Stated exercise ▸ Isolate every line in the data with the string "JSON" and copy it.

Lines of data:
** begin **

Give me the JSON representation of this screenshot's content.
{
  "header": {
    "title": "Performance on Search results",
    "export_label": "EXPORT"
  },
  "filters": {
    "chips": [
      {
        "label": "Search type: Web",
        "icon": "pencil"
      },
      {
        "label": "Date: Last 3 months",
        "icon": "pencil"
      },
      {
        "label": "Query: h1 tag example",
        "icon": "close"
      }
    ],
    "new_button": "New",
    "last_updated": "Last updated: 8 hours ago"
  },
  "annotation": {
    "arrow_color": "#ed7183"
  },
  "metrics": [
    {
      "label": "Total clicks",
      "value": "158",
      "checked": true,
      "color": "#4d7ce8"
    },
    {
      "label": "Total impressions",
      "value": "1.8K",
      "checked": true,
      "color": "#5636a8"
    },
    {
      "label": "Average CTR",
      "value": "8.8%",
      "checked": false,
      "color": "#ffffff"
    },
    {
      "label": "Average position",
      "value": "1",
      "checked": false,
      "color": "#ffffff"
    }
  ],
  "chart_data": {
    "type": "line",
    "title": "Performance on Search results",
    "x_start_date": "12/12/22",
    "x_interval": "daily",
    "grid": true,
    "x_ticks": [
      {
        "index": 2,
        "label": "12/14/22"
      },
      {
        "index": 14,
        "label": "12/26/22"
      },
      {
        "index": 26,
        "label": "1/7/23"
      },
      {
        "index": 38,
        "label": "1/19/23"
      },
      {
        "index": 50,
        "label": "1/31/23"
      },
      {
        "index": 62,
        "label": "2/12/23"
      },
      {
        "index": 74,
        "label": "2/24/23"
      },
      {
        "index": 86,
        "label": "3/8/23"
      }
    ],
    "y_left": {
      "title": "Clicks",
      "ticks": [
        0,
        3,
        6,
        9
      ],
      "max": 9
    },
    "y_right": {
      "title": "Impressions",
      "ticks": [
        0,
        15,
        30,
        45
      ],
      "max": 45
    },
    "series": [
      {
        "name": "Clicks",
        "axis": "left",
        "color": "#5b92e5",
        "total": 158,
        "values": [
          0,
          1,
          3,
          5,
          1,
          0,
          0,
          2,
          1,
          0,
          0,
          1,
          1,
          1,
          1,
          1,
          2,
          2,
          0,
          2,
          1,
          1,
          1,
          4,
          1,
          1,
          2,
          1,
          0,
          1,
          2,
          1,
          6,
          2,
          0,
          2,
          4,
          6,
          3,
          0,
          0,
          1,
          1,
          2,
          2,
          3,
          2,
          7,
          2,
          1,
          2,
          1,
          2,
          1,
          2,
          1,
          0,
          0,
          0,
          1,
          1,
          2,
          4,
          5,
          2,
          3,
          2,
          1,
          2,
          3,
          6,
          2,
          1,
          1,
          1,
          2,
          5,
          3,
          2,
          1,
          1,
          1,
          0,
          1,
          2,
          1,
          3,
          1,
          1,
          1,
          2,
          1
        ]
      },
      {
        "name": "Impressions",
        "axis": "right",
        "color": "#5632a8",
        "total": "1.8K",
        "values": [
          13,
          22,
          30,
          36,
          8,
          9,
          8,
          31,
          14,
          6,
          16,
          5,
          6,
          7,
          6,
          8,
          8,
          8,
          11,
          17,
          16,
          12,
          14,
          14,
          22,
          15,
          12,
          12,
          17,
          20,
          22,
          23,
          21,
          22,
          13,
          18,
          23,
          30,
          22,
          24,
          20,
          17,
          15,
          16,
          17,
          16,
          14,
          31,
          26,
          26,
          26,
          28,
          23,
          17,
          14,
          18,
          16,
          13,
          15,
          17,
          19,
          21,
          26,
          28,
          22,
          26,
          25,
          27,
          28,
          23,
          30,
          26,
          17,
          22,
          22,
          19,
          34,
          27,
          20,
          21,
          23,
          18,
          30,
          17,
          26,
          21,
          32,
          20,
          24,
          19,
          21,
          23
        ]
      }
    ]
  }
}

** end **
** begin **

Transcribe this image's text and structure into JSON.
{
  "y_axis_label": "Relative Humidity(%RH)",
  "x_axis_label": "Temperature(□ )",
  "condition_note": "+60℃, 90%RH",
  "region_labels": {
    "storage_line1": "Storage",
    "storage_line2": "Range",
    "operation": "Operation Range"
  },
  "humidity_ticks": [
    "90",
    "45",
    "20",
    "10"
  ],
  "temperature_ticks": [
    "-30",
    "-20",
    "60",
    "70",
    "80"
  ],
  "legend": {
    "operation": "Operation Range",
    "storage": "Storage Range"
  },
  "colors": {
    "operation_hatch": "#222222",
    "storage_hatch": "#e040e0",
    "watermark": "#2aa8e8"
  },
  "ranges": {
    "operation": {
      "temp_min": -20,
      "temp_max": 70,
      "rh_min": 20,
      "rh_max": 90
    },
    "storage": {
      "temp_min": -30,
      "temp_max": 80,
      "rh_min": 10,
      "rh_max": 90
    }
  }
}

** end **

Written solution ▸
Give me the JSON representation of this screenshot's content.
Transcribe this image's text and structure into JSON.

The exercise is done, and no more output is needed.